● **Collection entries**:
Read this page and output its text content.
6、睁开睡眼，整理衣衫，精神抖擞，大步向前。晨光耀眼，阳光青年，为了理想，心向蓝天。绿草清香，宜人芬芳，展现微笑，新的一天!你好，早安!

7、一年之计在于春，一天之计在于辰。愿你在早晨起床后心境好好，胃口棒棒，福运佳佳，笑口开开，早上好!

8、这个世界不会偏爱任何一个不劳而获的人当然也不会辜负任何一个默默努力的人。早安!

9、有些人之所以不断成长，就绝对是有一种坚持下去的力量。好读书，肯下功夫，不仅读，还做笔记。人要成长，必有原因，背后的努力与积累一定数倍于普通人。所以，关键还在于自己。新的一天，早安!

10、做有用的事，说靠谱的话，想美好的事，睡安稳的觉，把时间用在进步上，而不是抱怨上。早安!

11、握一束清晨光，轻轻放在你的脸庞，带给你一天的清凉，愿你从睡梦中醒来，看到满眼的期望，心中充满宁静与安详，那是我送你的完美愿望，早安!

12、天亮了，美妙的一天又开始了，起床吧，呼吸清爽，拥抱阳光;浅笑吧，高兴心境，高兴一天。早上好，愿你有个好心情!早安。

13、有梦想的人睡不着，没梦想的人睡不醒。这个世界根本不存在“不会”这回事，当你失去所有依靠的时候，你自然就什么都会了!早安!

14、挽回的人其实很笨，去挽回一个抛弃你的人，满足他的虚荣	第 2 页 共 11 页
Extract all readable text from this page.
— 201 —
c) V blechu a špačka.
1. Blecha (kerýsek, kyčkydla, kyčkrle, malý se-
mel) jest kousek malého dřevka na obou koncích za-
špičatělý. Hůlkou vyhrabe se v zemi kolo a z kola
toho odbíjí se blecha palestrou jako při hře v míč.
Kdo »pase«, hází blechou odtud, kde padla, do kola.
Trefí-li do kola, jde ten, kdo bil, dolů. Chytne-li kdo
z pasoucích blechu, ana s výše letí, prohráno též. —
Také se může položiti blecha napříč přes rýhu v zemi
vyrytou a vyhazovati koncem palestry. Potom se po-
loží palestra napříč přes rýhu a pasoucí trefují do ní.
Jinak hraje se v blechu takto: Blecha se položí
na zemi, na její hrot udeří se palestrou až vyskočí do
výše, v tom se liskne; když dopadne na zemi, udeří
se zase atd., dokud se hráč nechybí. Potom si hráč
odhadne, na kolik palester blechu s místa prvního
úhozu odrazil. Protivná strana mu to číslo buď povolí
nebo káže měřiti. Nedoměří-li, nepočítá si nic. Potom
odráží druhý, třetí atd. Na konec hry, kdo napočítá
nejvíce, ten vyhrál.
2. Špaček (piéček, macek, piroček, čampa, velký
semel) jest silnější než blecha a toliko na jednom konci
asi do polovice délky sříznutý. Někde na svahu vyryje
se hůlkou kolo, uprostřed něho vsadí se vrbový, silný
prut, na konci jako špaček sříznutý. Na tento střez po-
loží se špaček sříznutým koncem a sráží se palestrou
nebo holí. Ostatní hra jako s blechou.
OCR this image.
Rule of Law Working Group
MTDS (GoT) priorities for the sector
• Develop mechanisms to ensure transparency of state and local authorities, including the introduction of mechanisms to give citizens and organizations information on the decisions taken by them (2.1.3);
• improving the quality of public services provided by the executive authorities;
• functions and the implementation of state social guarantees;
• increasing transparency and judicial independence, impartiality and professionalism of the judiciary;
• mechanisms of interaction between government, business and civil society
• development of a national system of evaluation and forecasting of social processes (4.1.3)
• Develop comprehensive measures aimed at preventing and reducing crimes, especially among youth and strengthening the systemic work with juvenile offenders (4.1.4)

● **WRITTEN TASK**: Can you restate every record above word for word?

● **WRITTEN SOLUTION**:
Read this page and output its text content.
6、睁开睡眼，整理衣衫，精神抖擞，大步向前。晨光耀眼，阳光青年，为了理想，心向蓝天。绿草清香，宜人芬芳，展现微笑，新的一天!你好，早安!

7、一年之计在于春，一天之计在于辰。愿你在早晨起床后心境好好，胃口棒棒，福运佳佳，笑口开开，早上好!

8、这个世界不会偏爱任何一个不劳而获的人当然也不会辜负任何一个默默努力的人。早安!

9、有些人之所以不断成长，就绝对是有一种坚持下去的力量。好读书，肯下功夫，不仅读，还做笔记。人要成长，必有原因，背后的努力与积累一定数倍于普通人。所以，关键还在于自己。新的一天，早安!

10、做有用的事，说靠谱的话，想美好的事，睡安稳的觉，把时间用在进步上，而不是抱怨上。早安!

11、握一束清晨光，轻轻放在你的脸庞，带给你一天的清凉，愿你从睡梦中醒来，看到满眼的期望，心中充满宁静与安详，那是我送你的完美愿望，早安!

12、天亮了，美妙的一天又开始了，起床吧，呼吸清爽，拥抱阳光;浅笑吧，高兴心境，高兴一天。早上好，愿你有个好心情!早安。

13、有梦想的人睡不着，没梦想的人睡不醒。这个世界根本不存在“不会”这回事，当你失去所有依靠的时候，你自然就什么都会了!早安!

14、挽回的人其实很笨，去挽回一个抛弃你的人，满足他的虚荣	第 2 页 共 11 页
Extract all readable text from this page.
— 201 —
c) V blechu a špačka.
1. Blecha (kerýsek, kyčkydla, kyčkrle, malý se-
mel) jest kousek malého dřevka na obou koncích za-
špičatělý. Hůlkou vyhrabe se v zemi kolo a z kola
toho odbíjí se blecha palestrou jako při hře v míč.
Kdo »pase«, hází blechou odtud, kde padla, do kola.
Trefí-li do kola, jde ten, kdo bil, dolů. Chytne-li kdo
z pasoucích blechu, ana s výše letí, prohráno též. —
Také se může položiti blecha napříč přes rýhu v zemi
vyrytou a vyhazovati koncem palestry. Potom se po-
loží palestra napříč přes rýhu a pasoucí trefují do ní.
Jinak hraje se v blechu takto: Blecha se položí
na zemi, na její hrot udeří se palestrou až vyskočí do
výše, v tom se liskne; když dopadne na zemi, udeří
se zase atd., dokud se hráč nechybí. Potom si hráč
odhadne, na kolik palester blechu s místa prvního
úhozu odrazil. Protivná strana mu to číslo buď povolí
nebo káže měřiti. Nedoměří-li, nepočítá si nic. Potom
odráží druhý, třetí atd. Na konec hry, kdo napočítá
nejvíce, ten vyhrál.
2. Špaček (piéček, macek, piroček, čampa, velký
semel) jest silnější než blecha a toliko na jednom konci
asi do polovice délky sříznutý. Někde na svahu vyryje
se hůlkou kolo, uprostřed něho vsadí se vrbový, silný
prut, na konci jako špaček sříznutý. Na tento střez po-
loží se špaček sříznutým koncem a sráží se palestrou
nebo holí. Ostatní hra jako s blechou.
OCR this image.
Rule of Law Working Group
MTDS (GoT) priorities for the sector
• Develop mechanisms to ensure transparency of state and local authorities, including the introduction of mechanisms to give citizens and organizations information on the decisions taken by them (2.1.3);
• improving the quality of public services provided by the executive authorities;
• functions and the implementation of state social guarantees;
• increasing transparency and judicial independence, impartiality and professionalism of the judiciary;
• mechanisms of interaction between government, business and civil society
• development of a national system of evaluation and forecasting of social processes (4.1.3)
• Develop comprehensive measures aimed at preventing and reducing crimes, especially among youth and strengthening the systemic work with juvenile offenders (4.1.4)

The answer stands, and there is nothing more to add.